- [DATASET]:
%%
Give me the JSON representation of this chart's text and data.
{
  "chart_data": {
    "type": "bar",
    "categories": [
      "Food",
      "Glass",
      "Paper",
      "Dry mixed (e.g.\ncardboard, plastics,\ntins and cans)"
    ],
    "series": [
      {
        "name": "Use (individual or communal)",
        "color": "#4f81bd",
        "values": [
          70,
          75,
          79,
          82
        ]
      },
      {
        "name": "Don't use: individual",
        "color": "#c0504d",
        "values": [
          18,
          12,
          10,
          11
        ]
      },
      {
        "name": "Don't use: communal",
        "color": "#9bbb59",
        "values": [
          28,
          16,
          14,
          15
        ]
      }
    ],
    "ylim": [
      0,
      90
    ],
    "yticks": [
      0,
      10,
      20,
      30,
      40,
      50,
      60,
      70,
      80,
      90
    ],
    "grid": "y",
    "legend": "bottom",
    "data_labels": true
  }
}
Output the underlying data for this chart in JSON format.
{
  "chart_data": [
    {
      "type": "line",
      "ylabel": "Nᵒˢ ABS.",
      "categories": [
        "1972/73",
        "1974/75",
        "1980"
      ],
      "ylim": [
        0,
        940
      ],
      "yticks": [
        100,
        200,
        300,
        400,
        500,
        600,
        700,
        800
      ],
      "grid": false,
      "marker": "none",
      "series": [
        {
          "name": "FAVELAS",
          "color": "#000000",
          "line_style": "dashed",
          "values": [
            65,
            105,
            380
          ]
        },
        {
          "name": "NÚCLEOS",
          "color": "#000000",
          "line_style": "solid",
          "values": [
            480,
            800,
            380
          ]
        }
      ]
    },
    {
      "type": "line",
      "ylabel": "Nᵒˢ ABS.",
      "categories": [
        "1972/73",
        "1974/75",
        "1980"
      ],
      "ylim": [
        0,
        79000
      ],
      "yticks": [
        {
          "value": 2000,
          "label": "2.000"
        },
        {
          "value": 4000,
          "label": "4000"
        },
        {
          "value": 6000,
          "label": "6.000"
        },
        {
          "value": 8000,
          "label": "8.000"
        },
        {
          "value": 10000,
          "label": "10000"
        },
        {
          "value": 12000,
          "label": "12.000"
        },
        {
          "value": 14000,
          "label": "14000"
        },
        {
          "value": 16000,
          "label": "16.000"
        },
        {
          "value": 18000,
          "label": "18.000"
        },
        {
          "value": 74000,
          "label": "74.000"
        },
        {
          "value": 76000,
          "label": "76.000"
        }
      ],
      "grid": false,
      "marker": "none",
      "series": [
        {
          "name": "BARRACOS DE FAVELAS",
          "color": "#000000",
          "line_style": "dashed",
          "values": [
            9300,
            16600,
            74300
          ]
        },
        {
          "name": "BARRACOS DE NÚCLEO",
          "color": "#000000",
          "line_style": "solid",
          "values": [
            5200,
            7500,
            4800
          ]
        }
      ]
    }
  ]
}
%%
Extract, word for word, each line of the listing above.

- [ANSWER TO THE PROBLEM]:
Give me the JSON representation of this chart's text and data.
{
  "chart_data": {
    "type": "bar",
    "categories": [
      "Food",
      "Glass",
      "Paper",
      "Dry mixed (e.g.\ncardboard, plastics,\ntins and cans)"
    ],
    "series": [
      {
        "name": "Use (individual or communal)",
        "color": "#4f81bd",
        "values": [
          70,
          75,
          79,
          82
        ]
      },
      {
        "name": "Don't use: individual",
        "color": "#c0504d",
        "values": [
          18,
          12,
          10,
          11
        ]
      },
      {
        "name": "Don't use: communal",
        "color": "#9bbb59",
        "values": [
          28,
          16,
          14,
          15
        ]
      }
    ],
    "ylim": [
      0,
      90
    ],
    "yticks": [
      0,
      10,
      20,
      30,
      40,
      50,
      60,
      70,
      80,
      90
    ],
    "grid": "y",
    "legend": "bottom",
    "data_labels": true
  }
}
Output the underlying data for this chart in JSON format.
{
  "chart_data": [
    {
      "type": "line",
      "ylabel": "Nᵒˢ ABS.",
      "categories": [
        "1972/73",
        "1974/75",
        "1980"
      ],
      "ylim": [
        0,
        940
      ],
      "yticks": [
        100,
        200,
        300,
        400,
        500,
        600,
        700,
        800
      ],
      "grid": false,
      "marker": "none",
      "series": [
        {
          "name": "FAVELAS",
          "color": "#000000",
          "line_style": "dashed",
          "values": [
            65,
            105,
            380
          ]
        },
        {
          "name": "NÚCLEOS",
          "color": "#000000",
          "line_style": "solid",
          "values": [
            480,
            800,
            380
          ]
        }
      ]
    },
    {
      "type": "line",
      "ylabel": "Nᵒˢ ABS.",
      "categories": [
        "1972/73",
        "1974/75",
        "1980"
      ],
      "ylim": [
        0,
        79000
      ],
      "yticks": [
        {
          "value": 2000,
          "label": "2.000"
        },
        {
          "value": 4000,
          "label": "4000"
        },
        {
          "value": 6000,
          "label": "6.000"
        },
        {
          "value": 8000,
          "label": "8.000"
        },
        {
          "value": 10000,
          "label": "10000"
        },
        {
          "value": 12000,
          "label": "12.000"
        },
        {
          "value": 14000,
          "label": "14000"
        },
        {
          "value": 16000,
          "label": "16.000"
        },
        {
          "value": 18000,
          "label": "18.000"
        },
        {
          "value": 74000,
          "label": "74.000"
        },
        {
          "value": 76000,
          "label": "76.000"
        }
      ],
      "grid": false,
      "marker": "none",
      "series": [
        {
          "name": "BARRACOS DE FAVELAS",
          "color": "#000000",
          "line_style": "dashed",
          "values": [
            9300,
            16600,
            74300
          ]
        },
        {
          "name": "BARRACOS DE NÚCLEO",
          "color": "#000000",
          "line_style": "solid",
          "values": [
            5200,
            7500,
            4800
          ]
        }
      ]
    }
  ]
}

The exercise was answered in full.